(Chart and figure data)
#####
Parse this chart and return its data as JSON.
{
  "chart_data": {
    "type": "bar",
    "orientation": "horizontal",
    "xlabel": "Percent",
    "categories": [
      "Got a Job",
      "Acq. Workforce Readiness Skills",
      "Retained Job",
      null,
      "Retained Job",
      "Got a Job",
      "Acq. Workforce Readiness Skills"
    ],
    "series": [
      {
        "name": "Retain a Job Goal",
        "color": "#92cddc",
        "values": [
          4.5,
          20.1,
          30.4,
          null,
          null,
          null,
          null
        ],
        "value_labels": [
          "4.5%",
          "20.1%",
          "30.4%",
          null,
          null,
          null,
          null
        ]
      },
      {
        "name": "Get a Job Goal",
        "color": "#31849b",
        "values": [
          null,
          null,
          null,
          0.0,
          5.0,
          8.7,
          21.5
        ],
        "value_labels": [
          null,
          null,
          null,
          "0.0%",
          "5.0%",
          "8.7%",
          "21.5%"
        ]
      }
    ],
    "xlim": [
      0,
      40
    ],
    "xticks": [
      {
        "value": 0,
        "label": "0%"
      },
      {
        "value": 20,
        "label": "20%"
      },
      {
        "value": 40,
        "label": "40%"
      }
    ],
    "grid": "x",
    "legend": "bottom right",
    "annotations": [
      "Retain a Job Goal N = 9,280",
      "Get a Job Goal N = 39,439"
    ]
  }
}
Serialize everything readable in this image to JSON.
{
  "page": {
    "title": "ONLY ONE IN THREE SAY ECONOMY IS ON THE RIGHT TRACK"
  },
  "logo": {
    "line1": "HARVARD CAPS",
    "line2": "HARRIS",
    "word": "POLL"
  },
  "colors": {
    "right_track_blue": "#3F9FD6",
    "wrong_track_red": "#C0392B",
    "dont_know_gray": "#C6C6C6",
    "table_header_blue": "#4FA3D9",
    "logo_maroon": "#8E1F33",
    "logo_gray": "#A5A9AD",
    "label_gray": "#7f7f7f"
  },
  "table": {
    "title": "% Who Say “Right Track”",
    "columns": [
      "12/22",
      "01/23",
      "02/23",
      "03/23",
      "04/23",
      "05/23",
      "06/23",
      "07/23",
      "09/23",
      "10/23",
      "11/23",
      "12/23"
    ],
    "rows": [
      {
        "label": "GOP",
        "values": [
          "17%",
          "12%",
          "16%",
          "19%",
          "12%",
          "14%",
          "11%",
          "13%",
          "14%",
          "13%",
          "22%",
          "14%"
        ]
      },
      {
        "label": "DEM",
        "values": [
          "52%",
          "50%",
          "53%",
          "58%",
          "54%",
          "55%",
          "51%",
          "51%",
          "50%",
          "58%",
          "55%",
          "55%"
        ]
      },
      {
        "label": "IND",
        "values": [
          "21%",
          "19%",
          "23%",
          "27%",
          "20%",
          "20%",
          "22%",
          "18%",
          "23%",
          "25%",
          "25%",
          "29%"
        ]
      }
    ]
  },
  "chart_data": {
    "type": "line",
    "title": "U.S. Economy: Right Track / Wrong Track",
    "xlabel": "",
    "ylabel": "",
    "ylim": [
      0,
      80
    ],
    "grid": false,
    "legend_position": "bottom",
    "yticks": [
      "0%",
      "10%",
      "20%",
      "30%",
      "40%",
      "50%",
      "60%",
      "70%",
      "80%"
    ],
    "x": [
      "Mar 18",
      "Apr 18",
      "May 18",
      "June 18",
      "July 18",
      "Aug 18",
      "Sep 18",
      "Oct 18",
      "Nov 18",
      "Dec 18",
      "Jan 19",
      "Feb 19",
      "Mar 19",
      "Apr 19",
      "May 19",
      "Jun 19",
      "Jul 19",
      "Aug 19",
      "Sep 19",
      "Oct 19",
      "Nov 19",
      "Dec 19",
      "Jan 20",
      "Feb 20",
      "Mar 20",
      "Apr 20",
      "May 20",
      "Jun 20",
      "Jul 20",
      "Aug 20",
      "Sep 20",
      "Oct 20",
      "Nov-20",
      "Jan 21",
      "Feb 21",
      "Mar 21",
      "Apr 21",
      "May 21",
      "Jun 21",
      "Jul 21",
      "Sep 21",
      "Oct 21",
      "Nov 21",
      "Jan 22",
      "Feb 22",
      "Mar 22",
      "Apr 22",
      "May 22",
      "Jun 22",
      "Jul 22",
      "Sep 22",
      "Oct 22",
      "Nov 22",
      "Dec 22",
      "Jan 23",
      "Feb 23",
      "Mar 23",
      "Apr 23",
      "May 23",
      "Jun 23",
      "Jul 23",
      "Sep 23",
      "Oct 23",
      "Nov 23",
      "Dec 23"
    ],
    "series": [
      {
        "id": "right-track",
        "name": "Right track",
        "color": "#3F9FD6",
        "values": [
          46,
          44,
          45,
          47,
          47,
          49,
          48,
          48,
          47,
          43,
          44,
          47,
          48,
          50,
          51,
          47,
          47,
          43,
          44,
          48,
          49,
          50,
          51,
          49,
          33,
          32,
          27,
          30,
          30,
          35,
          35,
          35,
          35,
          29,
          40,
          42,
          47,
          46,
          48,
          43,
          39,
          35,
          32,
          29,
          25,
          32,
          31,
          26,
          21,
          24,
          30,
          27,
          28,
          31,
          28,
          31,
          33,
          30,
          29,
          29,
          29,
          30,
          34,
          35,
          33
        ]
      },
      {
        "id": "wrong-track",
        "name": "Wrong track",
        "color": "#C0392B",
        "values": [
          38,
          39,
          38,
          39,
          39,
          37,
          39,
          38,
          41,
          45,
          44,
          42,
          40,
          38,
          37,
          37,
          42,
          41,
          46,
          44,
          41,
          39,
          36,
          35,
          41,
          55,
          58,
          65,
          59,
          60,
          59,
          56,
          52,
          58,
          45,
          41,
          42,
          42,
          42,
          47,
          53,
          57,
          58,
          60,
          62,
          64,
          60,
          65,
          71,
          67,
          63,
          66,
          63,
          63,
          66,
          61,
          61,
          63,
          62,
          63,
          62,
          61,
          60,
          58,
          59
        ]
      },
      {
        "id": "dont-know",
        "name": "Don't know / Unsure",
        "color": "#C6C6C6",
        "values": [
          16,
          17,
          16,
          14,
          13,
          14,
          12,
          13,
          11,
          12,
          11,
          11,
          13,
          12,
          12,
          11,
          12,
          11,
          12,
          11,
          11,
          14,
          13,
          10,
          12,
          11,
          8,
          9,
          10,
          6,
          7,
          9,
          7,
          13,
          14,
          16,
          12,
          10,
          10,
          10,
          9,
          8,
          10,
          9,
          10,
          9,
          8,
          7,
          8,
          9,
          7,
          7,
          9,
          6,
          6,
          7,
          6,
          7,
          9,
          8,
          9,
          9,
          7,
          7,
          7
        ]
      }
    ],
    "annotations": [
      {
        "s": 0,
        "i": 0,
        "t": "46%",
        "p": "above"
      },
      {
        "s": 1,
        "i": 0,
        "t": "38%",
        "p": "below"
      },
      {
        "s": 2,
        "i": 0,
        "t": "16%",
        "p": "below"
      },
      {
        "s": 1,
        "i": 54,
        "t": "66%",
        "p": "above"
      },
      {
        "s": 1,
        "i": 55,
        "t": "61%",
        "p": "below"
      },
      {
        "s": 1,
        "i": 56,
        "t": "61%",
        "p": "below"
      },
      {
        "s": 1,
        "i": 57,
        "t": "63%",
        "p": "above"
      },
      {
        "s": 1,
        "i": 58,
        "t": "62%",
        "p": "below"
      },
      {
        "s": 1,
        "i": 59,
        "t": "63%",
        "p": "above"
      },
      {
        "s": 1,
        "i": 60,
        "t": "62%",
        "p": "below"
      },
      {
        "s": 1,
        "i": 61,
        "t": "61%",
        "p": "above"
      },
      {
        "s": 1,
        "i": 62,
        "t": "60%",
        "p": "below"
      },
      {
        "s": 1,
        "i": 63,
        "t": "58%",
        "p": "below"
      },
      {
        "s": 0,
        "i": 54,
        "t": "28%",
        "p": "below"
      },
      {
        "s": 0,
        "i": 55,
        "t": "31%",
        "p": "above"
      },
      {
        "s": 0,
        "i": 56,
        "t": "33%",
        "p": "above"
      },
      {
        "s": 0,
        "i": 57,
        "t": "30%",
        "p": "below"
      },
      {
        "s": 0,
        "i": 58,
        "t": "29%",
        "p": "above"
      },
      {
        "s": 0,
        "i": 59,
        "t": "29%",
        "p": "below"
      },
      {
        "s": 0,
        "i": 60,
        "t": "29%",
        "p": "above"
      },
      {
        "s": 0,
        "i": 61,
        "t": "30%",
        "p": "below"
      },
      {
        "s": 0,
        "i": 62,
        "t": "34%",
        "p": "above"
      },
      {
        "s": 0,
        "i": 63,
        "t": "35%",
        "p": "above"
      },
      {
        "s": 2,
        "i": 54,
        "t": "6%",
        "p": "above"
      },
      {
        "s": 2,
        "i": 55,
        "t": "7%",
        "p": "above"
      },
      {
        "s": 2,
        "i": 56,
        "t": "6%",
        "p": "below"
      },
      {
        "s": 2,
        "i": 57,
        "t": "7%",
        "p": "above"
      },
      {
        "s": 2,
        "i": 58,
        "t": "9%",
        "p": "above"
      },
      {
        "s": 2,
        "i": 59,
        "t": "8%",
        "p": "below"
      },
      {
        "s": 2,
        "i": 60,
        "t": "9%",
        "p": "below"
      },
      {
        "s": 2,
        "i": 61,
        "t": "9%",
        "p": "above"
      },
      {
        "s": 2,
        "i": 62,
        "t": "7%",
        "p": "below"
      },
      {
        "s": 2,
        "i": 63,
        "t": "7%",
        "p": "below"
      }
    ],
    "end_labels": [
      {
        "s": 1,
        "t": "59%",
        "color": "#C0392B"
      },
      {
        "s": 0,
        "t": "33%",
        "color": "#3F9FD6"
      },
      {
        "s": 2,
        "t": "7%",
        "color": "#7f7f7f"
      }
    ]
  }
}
#####
Gather each line of the listing that holds the string "Readiness".

● TASK OUTPUT
      "Acq. Workforce Readiness Skills",
      "Acq. Workforce Readiness Skills"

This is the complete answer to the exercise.